WHAT THIS TASK INVOLVES
Reproduce the records below in full and word for word, excluding pictures.

INPUT MATERIAL
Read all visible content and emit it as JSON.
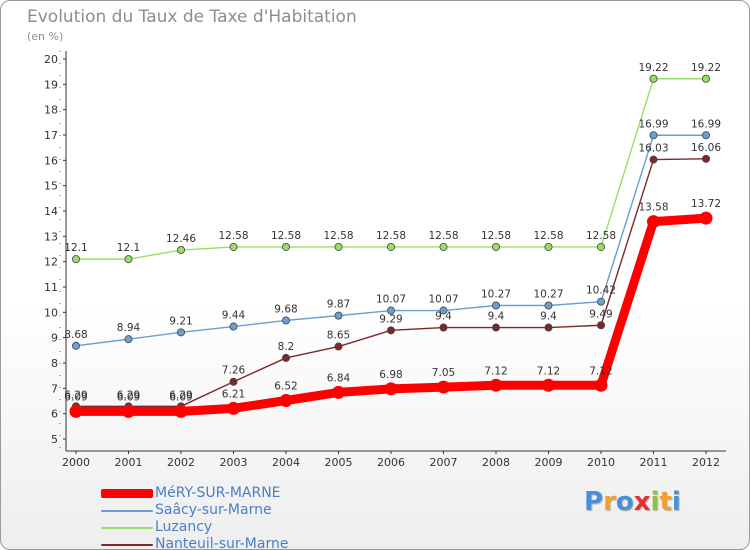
{
  "chart_data": {
    "type": "line",
    "title": "Evolution du Taux de Taxe d'Habitation",
    "subtitle": "(en %)",
    "x": [
      "2000",
      "2001",
      "2002",
      "2003",
      "2004",
      "2005",
      "2006",
      "2007",
      "2008",
      "2009",
      "2010",
      "2011",
      "2012"
    ],
    "yticks": [
      "5",
      "6",
      "7",
      "8",
      "9",
      "10",
      "11",
      "12",
      "13",
      "14",
      "15",
      "16",
      "17",
      "18",
      "19",
      "20"
    ],
    "ylim": [
      5,
      20
    ],
    "grid": false,
    "legend_position": "bottom-left",
    "series": [
      {
        "name": "MéRY-SUR-MARNE",
        "color": "#ff0000",
        "values": [
          6.09,
          6.09,
          6.09,
          6.21,
          6.52,
          6.84,
          6.98,
          7.05,
          7.12,
          7.12,
          7.12,
          13.58,
          13.72
        ],
        "labels": [
          "6.09",
          "6.09",
          "6.09",
          "6.21",
          "6.52",
          "6.84",
          "6.98",
          "7.05",
          "7.12",
          "7.12",
          "7.12",
          "13.58",
          "13.72"
        ]
      },
      {
        "name": "Saâcy-sur-Marne",
        "color": "#6a9fd0",
        "values": [
          8.68,
          8.94,
          9.21,
          9.44,
          9.68,
          9.87,
          10.07,
          10.07,
          10.27,
          10.27,
          10.42,
          16.99,
          16.99
        ],
        "labels": [
          "8.68",
          "8.94",
          "9.21",
          "9.44",
          "9.68",
          "9.87",
          "10.07",
          "10.07",
          "10.27",
          "10.27",
          "10.42",
          "16.99",
          "16.99"
        ]
      },
      {
        "name": "Luzancy",
        "color": "#99dd66",
        "values": [
          12.1,
          12.1,
          12.46,
          12.58,
          12.58,
          12.58,
          12.58,
          12.58,
          12.58,
          12.58,
          12.58,
          19.22,
          19.22
        ],
        "labels": [
          "12.1",
          "12.1",
          "12.46",
          "12.58",
          "12.58",
          "12.58",
          "12.58",
          "12.58",
          "12.58",
          "12.58",
          "12.58",
          "19.22",
          "19.22"
        ]
      },
      {
        "name": "Nanteuil-sur-Marne",
        "color": "#7a2a2a",
        "values": [
          6.29,
          6.29,
          6.29,
          7.26,
          8.2,
          8.65,
          9.29,
          9.4,
          9.4,
          9.4,
          9.49,
          16.03,
          16.06
        ],
        "labels": [
          "6.29",
          "6.29",
          "6.29",
          "7.26",
          "8.2",
          "8.65",
          "9.29",
          "9.4",
          "9.4",
          "9.4",
          "9.49",
          "16.03",
          "16.06"
        ]
      }
    ]
  },
  "legend": {
    "items": [
      {
        "label": "MéRY-SUR-MARNE",
        "color": "#ff0000"
      },
      {
        "label": "Saâcy-sur-Marne",
        "color": "#6a9fd0"
      },
      {
        "label": "Luzancy",
        "color": "#99dd66"
      },
      {
        "label": "Nanteuil-sur-Marne",
        "color": "#7a2a2a"
      }
    ]
  },
  "brand": {
    "text": "Proxiti",
    "letters": [
      "P",
      "r",
      "o",
      "x",
      "i",
      "t",
      "i"
    ],
    "colors": [
      "#4a90d9",
      "#f0a030",
      "#4a90d9",
      "#e83030",
      "#90c040",
      "#f0a030",
      "#4a90d9"
    ]
  }
}
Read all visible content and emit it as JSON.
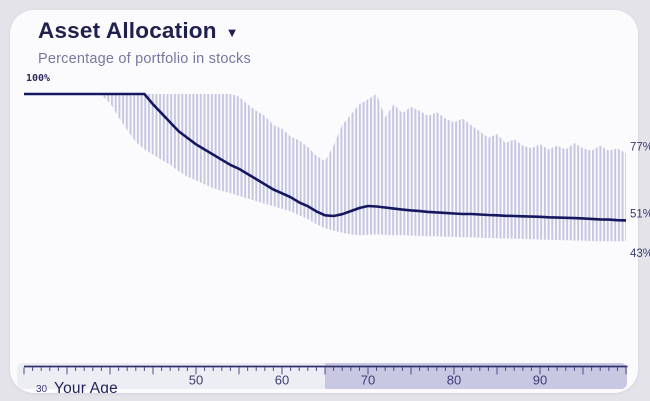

OUTPUT FOR THIS EXERCISE
Read all visible content and emit it as JSON.
{
  "chart_data": {
    "type": "line",
    "title": "Evolution du Taux de Taxe d'Habitation",
    "subtitle": "(en %)",
    "x": [
      "2000",
      "2001",
      "2002",
      "2003",
      "2004",
      "2005",
      "2006",
      "2007",
      "2008",
      "2009",
      "2010",
      "2011",
      "2012"
    ],
    "yticks": [
      "5",
      "6",
      "7",
      "8",
      "9",
      "10",
      "11",
      "12",
      "13",
      "14",
      "15",
      "16",
      "17",
      "18",
      "19",
      "20"
    ],
    "ylim": [
      5,
      20
    ],
    "grid": false,
    "legend_position": "bottom-left",
    "series": [
      {
        "name": "MéRY-SUR-MARNE",
        "color": "#ff0000",
        "values": [
          6.09,
          6.09,
          6.09,
          6.21,
          6.52,
          6.84,
          6.98,
          7.05,
          7.12,
          7.12,
          7.12,
          13.58,
          13.72
        ],
        "labels": [
          "6.09",
          "6.09",
          "6.09",
          "6.21",
          "6.52",
          "6.84",
          "6.98",
          "7.05",
          "7.12",
          "7.12",
          "7.12",
          "13.58",
          "13.72"
        ]
      },
      {
        "name": "Saâcy-sur-Marne",
        "color": "#6a9fd0",
        "values": [
          8.68,
          8.94,
          9.21,
          9.44,
          9.68,
          9.87,
          10.07,
          10.07,
          10.27,
          10.27,
          10.42,
          16.99,
          16.99
        ],
        "labels": [
          "8.68",
          "8.94",
          "9.21",
          "9.44",
          "9.68",
          "9.87",
          "10.07",
          "10.07",
          "10.27",
          "10.27",
          "10.42",
          "16.99",
          "16.99"
        ]
      },
      {
        "name": "Luzancy",
        "color": "#99dd66",
        "values": [
          12.1,
          12.1,
          12.46,
          12.58,
          12.58,
          12.58,
          12.58,
          12.58,
          12.58,
          12.58,
          12.58,
          19.22,
          19.22
        ],
        "labels": [
          "12.1",
          "12.1",
          "12.46",
          "12.58",
          "12.58",
          "12.58",
          "12.58",
          "12.58",
          "12.58",
          "12.58",
          "12.58",
          "19.22",
          "19.22"
        ]
      },
      {
        "name": "Nanteuil-sur-Marne",
        "color": "#7a2a2a",
        "values": [
          6.29,
          6.29,
          6.29,
          7.26,
          8.2,
          8.65,
          9.29,
          9.4,
          9.4,
          9.4,
          9.49,
          16.03,
          16.06
        ],
        "labels": [
          "6.29",
          "6.29",
          "6.29",
          "7.26",
          "8.2",
          "8.65",
          "9.29",
          "9.4",
          "9.4",
          "9.4",
          "9.49",
          "16.03",
          "16.06"
        ]
      }
    ]
  },
  "legend": {
    "items": [
      {
        "label": "MéRY-SUR-MARNE",
        "color": "#ff0000"
      },
      {
        "label": "Saâcy-sur-Marne",
        "color": "#6a9fd0"
      },
      {
        "label": "Luzancy",
        "color": "#99dd66"
      },
      {
        "label": "Nanteuil-sur-Marne",
        "color": "#7a2a2a"
      }
    ]
  },
  "brand": {
    "text": "Proxiti",
    "letters": [
      "P",
      "r",
      "o",
      "x",
      "i",
      "t",
      "i"
    ],
    "colors": [
      "#4a90d9",
      "#f0a030",
      "#4a90d9",
      "#e83030",
      "#90c040",
      "#f0a030",
      "#4a90d9"
    ]
  }
}
Read all visible content and emit it as JSON.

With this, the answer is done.